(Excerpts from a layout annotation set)
------------------------------------------------------------

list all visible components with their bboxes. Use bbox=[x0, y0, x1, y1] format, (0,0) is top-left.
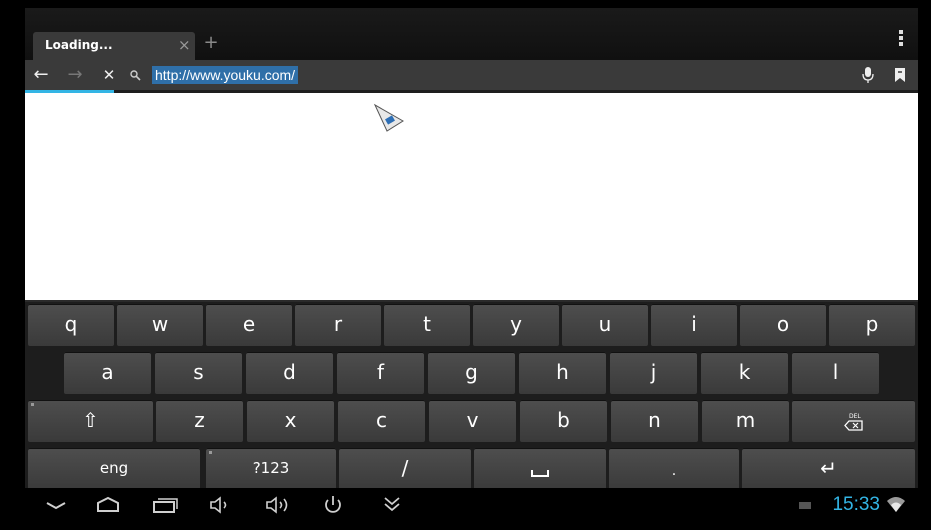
key-u[interactable]: u bbox=[562, 304, 648, 346]
key-label: ?123 bbox=[252, 459, 290, 477]
key-label: a bbox=[101, 360, 114, 384]
key-label: p bbox=[865, 312, 879, 336]
key-label: v bbox=[466, 408, 479, 432]
new-tab-icon[interactable]: + bbox=[200, 31, 222, 55]
stop-loading-icon[interactable]: ✕ bbox=[98, 63, 120, 87]
key-g[interactable]: g bbox=[428, 352, 515, 394]
expand-down-icon[interactable] bbox=[377, 492, 407, 518]
key-p[interactable]: p bbox=[829, 304, 915, 346]
url-input[interactable]: http://www.youku.com/ bbox=[152, 66, 299, 84]
soft-keyboard: q w e r t y u i o p a s d f g h j k l ⇧ z x c v b n m DEL eng ?123 /. ↵ bbox=[25, 300, 918, 490]
key-z[interactable]: z bbox=[156, 400, 243, 442]
key-label: e bbox=[242, 312, 256, 336]
svg-text:DEL: DEL bbox=[849, 413, 861, 420]
key-v[interactable]: v bbox=[429, 400, 516, 442]
loading-cursor-icon bbox=[373, 103, 404, 132]
key-label: c bbox=[376, 408, 387, 432]
key-l[interactable]: l bbox=[792, 352, 879, 394]
key-label: y bbox=[510, 312, 522, 336]
key-k[interactable]: k bbox=[701, 352, 788, 394]
wifi-icon bbox=[887, 497, 905, 512]
symbols-key[interactable]: ?123 bbox=[206, 448, 336, 490]
key-label: s bbox=[193, 360, 204, 384]
key-r[interactable]: r bbox=[295, 304, 381, 346]
key-label: n bbox=[648, 408, 661, 432]
power-icon[interactable] bbox=[318, 492, 348, 518]
key-e[interactable]: e bbox=[206, 304, 292, 346]
key-label: b bbox=[557, 408, 570, 432]
key-j[interactable]: j bbox=[610, 352, 697, 394]
key-m[interactable]: m bbox=[702, 400, 789, 442]
key-label: h bbox=[556, 360, 569, 384]
backspace-icon: DEL bbox=[843, 413, 863, 431]
delete-key[interactable]: DEL bbox=[792, 400, 915, 442]
forward-arrow-icon[interactable]: → bbox=[64, 63, 86, 87]
volume-up-icon[interactable] bbox=[263, 492, 293, 518]
key-o[interactable]: o bbox=[740, 304, 826, 346]
key-label: d bbox=[283, 360, 296, 384]
space-key[interactable] bbox=[474, 448, 606, 490]
key-t[interactable]: t bbox=[384, 304, 470, 346]
key-label: g bbox=[465, 360, 478, 384]
key-label: eng bbox=[99, 459, 129, 477]
overflow-menu-icon[interactable] bbox=[898, 30, 904, 50]
key-label: . bbox=[671, 463, 677, 479]
bookmark-icon[interactable] bbox=[894, 67, 906, 83]
key-label: l bbox=[832, 360, 839, 384]
key-label: ↵ bbox=[820, 456, 837, 480]
browser-tab[interactable]: Loading... × bbox=[33, 32, 195, 60]
back-arrow-icon[interactable]: ← bbox=[30, 63, 52, 87]
key-x[interactable]: x bbox=[247, 400, 334, 442]
keyboard-status-icon bbox=[799, 502, 811, 509]
key-f[interactable]: f bbox=[337, 352, 424, 394]
key-b[interactable]: b bbox=[520, 400, 607, 442]
key-label: t bbox=[423, 312, 431, 336]
key-label: w bbox=[151, 312, 169, 336]
key-label: o bbox=[776, 312, 790, 336]
key-label: k bbox=[738, 360, 751, 384]
search-icon bbox=[130, 70, 141, 81]
key-label: f bbox=[376, 360, 385, 384]
key-i[interactable]: i bbox=[651, 304, 737, 346]
microphone-icon[interactable] bbox=[862, 66, 874, 84]
key-a[interactable]: a bbox=[64, 352, 151, 394]
key-s[interactable]: s bbox=[155, 352, 242, 394]
key-h[interactable]: h bbox=[519, 352, 606, 394]
period-key[interactable]: . bbox=[609, 448, 739, 490]
language-key[interactable]: eng bbox=[28, 448, 200, 490]
status-clock: 15:33 bbox=[832, 494, 880, 515]
web-page-content[interactable] bbox=[25, 93, 918, 300]
url-bar: ← → ✕ http://www.youku.com/ bbox=[25, 60, 918, 90]
key-c[interactable]: c bbox=[338, 400, 425, 442]
enter-key[interactable]: ↵ bbox=[742, 448, 915, 490]
key-label: q bbox=[64, 312, 78, 336]
key-y[interactable]: y bbox=[473, 304, 559, 346]
android-screen: Loading... × + ← → ✕ http://www.youku.co… bbox=[25, 8, 918, 522]
key-label: m bbox=[735, 408, 756, 432]
volume-down-icon[interactable] bbox=[205, 492, 235, 518]
key-label: i bbox=[691, 312, 697, 336]
tab-bar: Loading... × + bbox=[25, 8, 918, 60]
home-icon[interactable] bbox=[93, 492, 123, 518]
key-label: ⇧ bbox=[82, 408, 99, 432]
hide-keyboard-icon[interactable] bbox=[41, 492, 71, 518]
space-bar-icon bbox=[531, 470, 549, 477]
tab-title: Loading... bbox=[45, 38, 113, 52]
tab-close-icon[interactable]: × bbox=[178, 35, 191, 55]
key-d[interactable]: d bbox=[246, 352, 333, 394]
key-label: x bbox=[284, 408, 297, 432]
key-n[interactable]: n bbox=[611, 400, 698, 442]
key-label: z bbox=[194, 408, 205, 432]
system-nav-bar: 15:33 bbox=[25, 488, 918, 522]
shift-key[interactable]: ⇧ bbox=[28, 400, 153, 442]
key-q[interactable]: q bbox=[28, 304, 114, 346]
key-w[interactable]: w bbox=[117, 304, 203, 346]
key-label: u bbox=[598, 312, 612, 336]
key-label: j bbox=[650, 360, 657, 384]
slash-key[interactable]: / bbox=[339, 448, 471, 490]
recent-apps-icon[interactable] bbox=[150, 492, 180, 518]
key-label: / bbox=[401, 456, 409, 480]
key-label: r bbox=[333, 312, 343, 336]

------------------------------------------------------------

◆ What the task asks: Print every line of the records above verbatim, leaving out the pictures.

◆ Full answer:
list all visible components with their bboxes. Use bbox=[x0, y0, x1, y1] format, (0,0) is top-left.
key-u[interactable]: u bbox=[562, 304, 648, 346]
key-label: ?123 bbox=[252, 459, 290, 477]
key-label: a bbox=[101, 360, 114, 384]
key-label: p bbox=[865, 312, 879, 336]
key-label: v bbox=[466, 408, 479, 432]
new-tab-icon[interactable]: + bbox=[200, 31, 222, 55]
stop-loading-icon[interactable]: ✕ bbox=[98, 63, 120, 87]
key-g[interactable]: g bbox=[428, 352, 515, 394]
expand-down-icon[interactable] bbox=[377, 492, 407, 518]
key-p[interactable]: p bbox=[829, 304, 915, 346]
url-input[interactable]: http://www.youku.com/ bbox=[152, 66, 299, 84]
soft-keyboard: q w e r t y u i o p a s d f g h j k l ⇧ z x c v b n m DEL eng ?123 /. ↵ bbox=[25, 300, 918, 490]
key-z[interactable]: z bbox=[156, 400, 243, 442]
key-label: e bbox=[242, 312, 256, 336]
svg-text:DEL: DEL bbox=[849, 413, 861, 420]
key-v[interactable]: v bbox=[429, 400, 516, 442]
loading-cursor-icon bbox=[373, 103, 404, 132]
key-label: c bbox=[376, 408, 387, 432]
key-l[interactable]: l bbox=[792, 352, 879, 394]
key-label: y bbox=[510, 312, 522, 336]
key-k[interactable]: k bbox=[701, 352, 788, 394]
wifi-icon bbox=[887, 497, 905, 512]
symbols-key[interactable]: ?123 bbox=[206, 448, 336, 490]
key-label: s bbox=[193, 360, 204, 384]
key-r[interactable]: r bbox=[295, 304, 381, 346]
key-label: n bbox=[648, 408, 661, 432]
power-icon[interactable] bbox=[318, 492, 348, 518]
key-e[interactable]: e bbox=[206, 304, 292, 346]
key-label: b bbox=[557, 408, 570, 432]
key-j[interactable]: j bbox=[610, 352, 697, 394]
key-m[interactable]: m bbox=[702, 400, 789, 442]
key-label: h bbox=[556, 360, 569, 384]
backspace-icon: DEL bbox=[843, 413, 863, 431]
delete-key[interactable]: DEL bbox=[792, 400, 915, 442]
forward-arrow-icon[interactable]: → bbox=[64, 63, 86, 87]
volume-up-icon[interactable] bbox=[263, 492, 293, 518]
key-o[interactable]: o bbox=[740, 304, 826, 346]
key-label: d bbox=[283, 360, 296, 384]
space-key[interactable] bbox=[474, 448, 606, 490]
key-t[interactable]: t bbox=[384, 304, 470, 346]
key-label: g bbox=[465, 360, 478, 384]
key-label: eng bbox=[99, 459, 129, 477]
overflow-menu-icon[interactable] bbox=[898, 30, 904, 50]
key-label: . bbox=[671, 463, 677, 479]
bookmark-icon[interactable] bbox=[894, 67, 906, 83]
key-label: l bbox=[832, 360, 839, 384]
key-label: ↵ bbox=[820, 456, 837, 480]
browser-tab[interactable]: Loading... × bbox=[33, 32, 195, 60]
back-arrow-icon[interactable]: ← bbox=[30, 63, 52, 87]
key-x[interactable]: x bbox=[247, 400, 334, 442]
keyboard-status-icon bbox=[799, 502, 811, 509]
key-f[interactable]: f bbox=[337, 352, 424, 394]
key-b[interactable]: b bbox=[520, 400, 607, 442]
key-label: t bbox=[423, 312, 431, 336]
key-label: w bbox=[151, 312, 169, 336]
key-label: o bbox=[776, 312, 790, 336]
key-label: k bbox=[738, 360, 751, 384]
search-icon bbox=[130, 70, 141, 81]
key-label: f bbox=[376, 360, 385, 384]
key-i[interactable]: i bbox=[651, 304, 737, 346]
microphone-icon[interactable] bbox=[862, 66, 874, 84]
key-a[interactable]: a bbox=[64, 352, 151, 394]
key-s[interactable]: s bbox=[155, 352, 242, 394]
key-h[interactable]: h bbox=[519, 352, 606, 394]
period-key[interactable]: . bbox=[609, 448, 739, 490]
language-key[interactable]: eng bbox=[28, 448, 200, 490]
status-clock: 15:33 bbox=[832, 494, 880, 515]
web-page-content[interactable] bbox=[25, 93, 918, 300]
url-bar: ← → ✕ http://www.youku.com/ bbox=[25, 60, 918, 90]
key-c[interactable]: c bbox=[338, 400, 425, 442]
enter-key[interactable]: ↵ bbox=[742, 448, 915, 490]
key-label: q bbox=[64, 312, 78, 336]
key-y[interactable]: y bbox=[473, 304, 559, 346]
android-screen: Loading... × + ← → ✕ http://www.youku.co… bbox=[25, 8, 918, 522]
key-label: m bbox=[735, 408, 756, 432]
volume-down-icon[interactable] bbox=[205, 492, 235, 518]
key-label: i bbox=[691, 312, 697, 336]
tab-bar: Loading... × + bbox=[25, 8, 918, 60]
home-icon[interactable] bbox=[93, 492, 123, 518]
key-label: ⇧ bbox=[82, 408, 99, 432]
hide-keyboard-icon[interactable] bbox=[41, 492, 71, 518]
space-bar-icon bbox=[531, 470, 549, 477]
tab-title: Loading... bbox=[45, 38, 113, 52]
tab-close-icon[interactable]: × bbox=[178, 35, 191, 55]
key-d[interactable]: d bbox=[246, 352, 333, 394]
key-label: x bbox=[284, 408, 297, 432]
key-n[interactable]: n bbox=[611, 400, 698, 442]
key-label: z bbox=[194, 408, 205, 432]
system-nav-bar: 15:33 bbox=[25, 488, 918, 522]
shift-key[interactable]: ⇧ bbox=[28, 400, 153, 442]
key-q[interactable]: q bbox=[28, 304, 114, 346]
key-w[interactable]: w bbox=[117, 304, 203, 346]
key-label: u bbox=[598, 312, 612, 336]
key-label: j bbox=[650, 360, 657, 384]
slash-key[interactable]: / bbox=[339, 448, 471, 490]
recent-apps-icon[interactable] bbox=[150, 492, 180, 518]
key-label: / bbox=[401, 456, 409, 480]
key-label: r bbox=[333, 312, 343, 336]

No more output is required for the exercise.